Records from a data source:
##############################
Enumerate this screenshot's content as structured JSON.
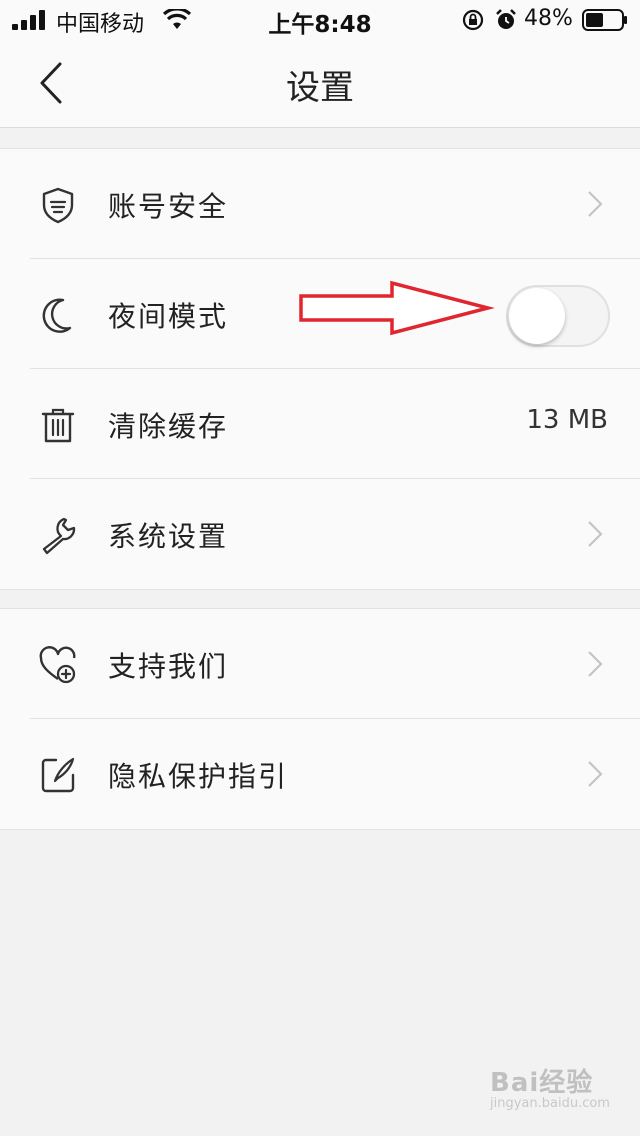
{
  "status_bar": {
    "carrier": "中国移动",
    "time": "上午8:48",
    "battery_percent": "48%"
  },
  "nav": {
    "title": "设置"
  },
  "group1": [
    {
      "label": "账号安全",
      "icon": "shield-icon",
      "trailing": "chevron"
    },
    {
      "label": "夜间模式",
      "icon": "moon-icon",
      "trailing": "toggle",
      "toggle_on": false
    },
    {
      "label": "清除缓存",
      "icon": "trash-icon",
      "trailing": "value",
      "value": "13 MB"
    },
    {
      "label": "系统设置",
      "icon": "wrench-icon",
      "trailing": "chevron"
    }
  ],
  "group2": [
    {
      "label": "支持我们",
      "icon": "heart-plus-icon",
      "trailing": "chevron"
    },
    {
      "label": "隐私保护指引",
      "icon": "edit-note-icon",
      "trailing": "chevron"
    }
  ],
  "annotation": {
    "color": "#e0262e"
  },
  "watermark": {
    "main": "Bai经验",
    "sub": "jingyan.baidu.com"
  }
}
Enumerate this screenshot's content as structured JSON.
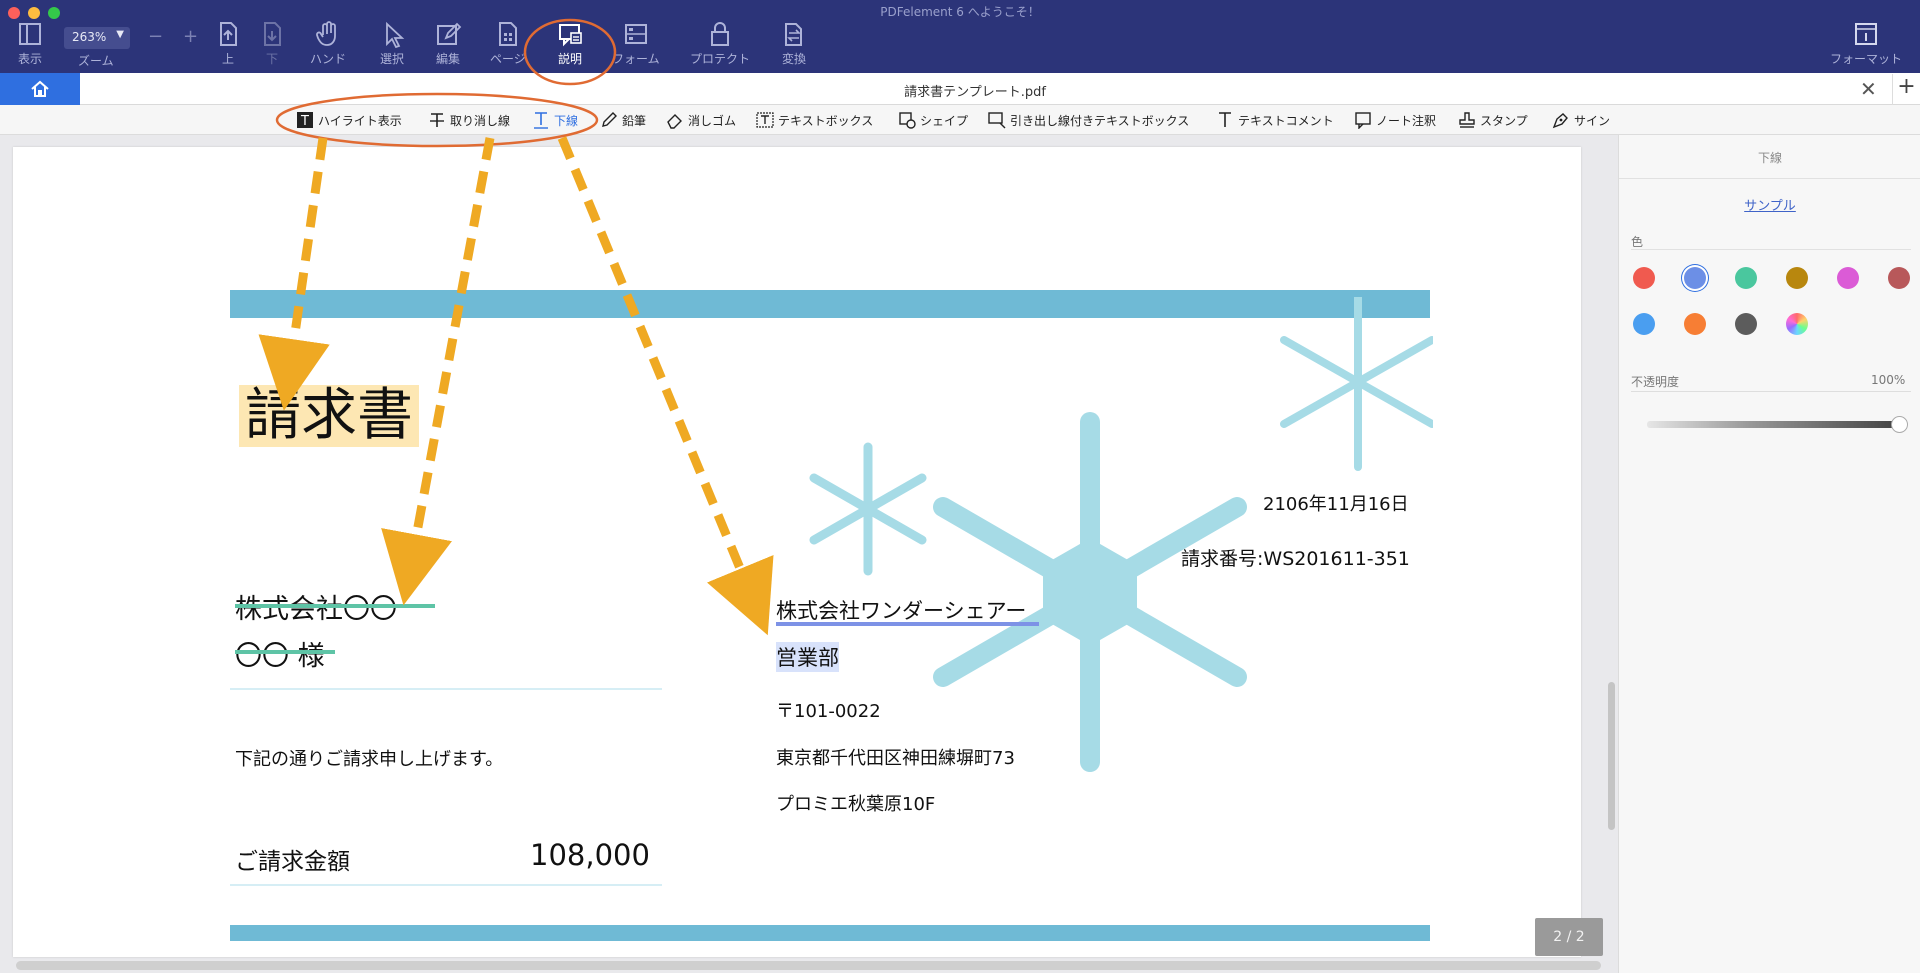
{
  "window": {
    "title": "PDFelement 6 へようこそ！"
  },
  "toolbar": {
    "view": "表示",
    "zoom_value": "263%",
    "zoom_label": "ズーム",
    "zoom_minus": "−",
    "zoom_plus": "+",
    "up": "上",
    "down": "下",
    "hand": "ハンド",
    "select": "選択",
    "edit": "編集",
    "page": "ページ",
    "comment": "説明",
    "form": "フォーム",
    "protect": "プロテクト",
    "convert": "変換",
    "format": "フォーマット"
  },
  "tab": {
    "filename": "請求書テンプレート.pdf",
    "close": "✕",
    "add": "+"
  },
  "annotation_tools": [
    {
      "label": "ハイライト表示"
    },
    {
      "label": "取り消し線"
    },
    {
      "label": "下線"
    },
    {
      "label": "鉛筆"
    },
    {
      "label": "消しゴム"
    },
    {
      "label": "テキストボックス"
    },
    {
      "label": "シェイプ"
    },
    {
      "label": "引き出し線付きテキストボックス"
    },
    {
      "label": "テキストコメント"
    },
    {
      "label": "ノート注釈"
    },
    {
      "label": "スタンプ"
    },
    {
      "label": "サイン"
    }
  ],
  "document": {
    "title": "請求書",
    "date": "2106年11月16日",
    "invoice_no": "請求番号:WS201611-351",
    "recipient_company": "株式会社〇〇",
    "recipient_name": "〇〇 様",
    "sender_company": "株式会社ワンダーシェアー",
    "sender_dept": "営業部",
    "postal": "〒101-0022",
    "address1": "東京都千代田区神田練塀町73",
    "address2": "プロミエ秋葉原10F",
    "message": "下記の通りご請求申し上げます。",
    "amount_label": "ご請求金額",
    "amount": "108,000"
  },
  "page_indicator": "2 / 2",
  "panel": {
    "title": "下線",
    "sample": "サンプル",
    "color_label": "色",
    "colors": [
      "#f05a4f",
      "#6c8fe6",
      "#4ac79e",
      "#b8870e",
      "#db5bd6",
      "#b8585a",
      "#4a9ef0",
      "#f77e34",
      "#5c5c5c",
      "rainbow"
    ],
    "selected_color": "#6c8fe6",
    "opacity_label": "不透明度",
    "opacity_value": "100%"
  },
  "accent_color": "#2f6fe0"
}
##############################
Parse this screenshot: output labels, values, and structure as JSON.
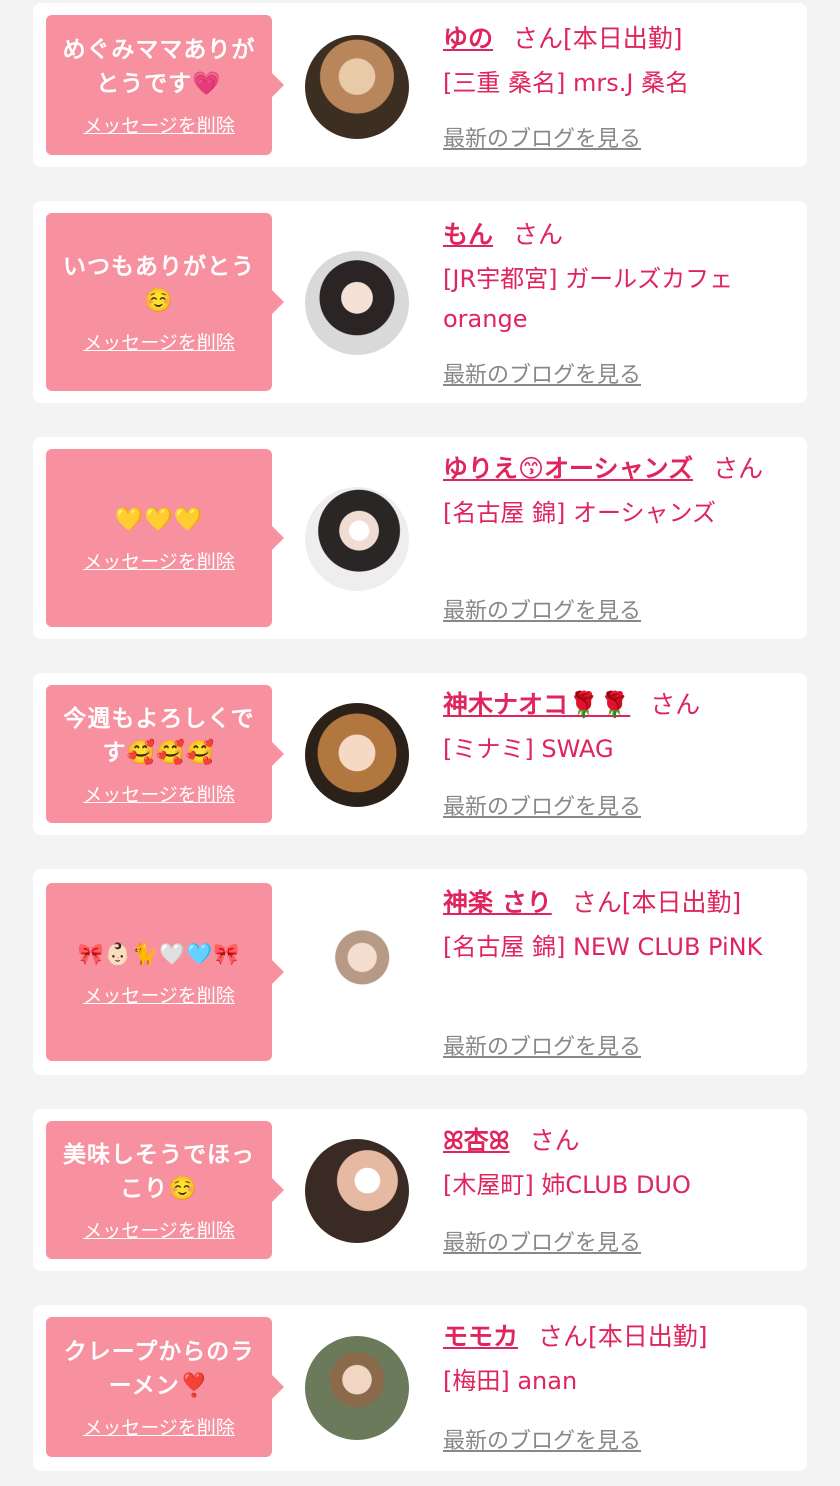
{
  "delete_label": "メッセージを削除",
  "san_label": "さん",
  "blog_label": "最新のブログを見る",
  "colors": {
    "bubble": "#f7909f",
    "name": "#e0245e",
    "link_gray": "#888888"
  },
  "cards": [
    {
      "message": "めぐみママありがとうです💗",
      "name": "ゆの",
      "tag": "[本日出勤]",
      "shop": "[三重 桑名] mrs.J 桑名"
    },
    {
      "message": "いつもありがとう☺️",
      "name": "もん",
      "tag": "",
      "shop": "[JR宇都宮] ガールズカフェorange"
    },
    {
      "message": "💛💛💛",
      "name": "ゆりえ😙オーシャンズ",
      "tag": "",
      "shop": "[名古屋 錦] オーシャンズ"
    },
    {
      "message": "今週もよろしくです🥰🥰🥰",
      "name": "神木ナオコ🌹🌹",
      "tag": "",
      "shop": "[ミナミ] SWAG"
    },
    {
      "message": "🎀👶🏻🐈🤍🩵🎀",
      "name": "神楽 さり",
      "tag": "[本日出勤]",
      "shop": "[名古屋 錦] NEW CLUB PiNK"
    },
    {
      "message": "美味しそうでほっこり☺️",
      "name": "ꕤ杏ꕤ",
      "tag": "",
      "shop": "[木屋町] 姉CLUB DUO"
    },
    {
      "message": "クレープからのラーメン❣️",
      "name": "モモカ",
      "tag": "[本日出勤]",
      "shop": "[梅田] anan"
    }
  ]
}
##############################
__EXERCISE AIM__
Search the data for the string "message" and copy each line where it appears.

__TASK RESPONSE__
    "message": "下記の通りご請求申し上げます。",
      "message": "めぐみママありがとうです💗",
      "message": "いつもありがとう☺️",
      "message": "💛💛💛",
      "message": "今週もよろしくです🥰🥰🥰",
      "message": "🎀👶🏻🐈🤍🩵🎀",
      "message": "美味しそうでほっこり☺️",
      "message": "クレープからのラーメン❣️",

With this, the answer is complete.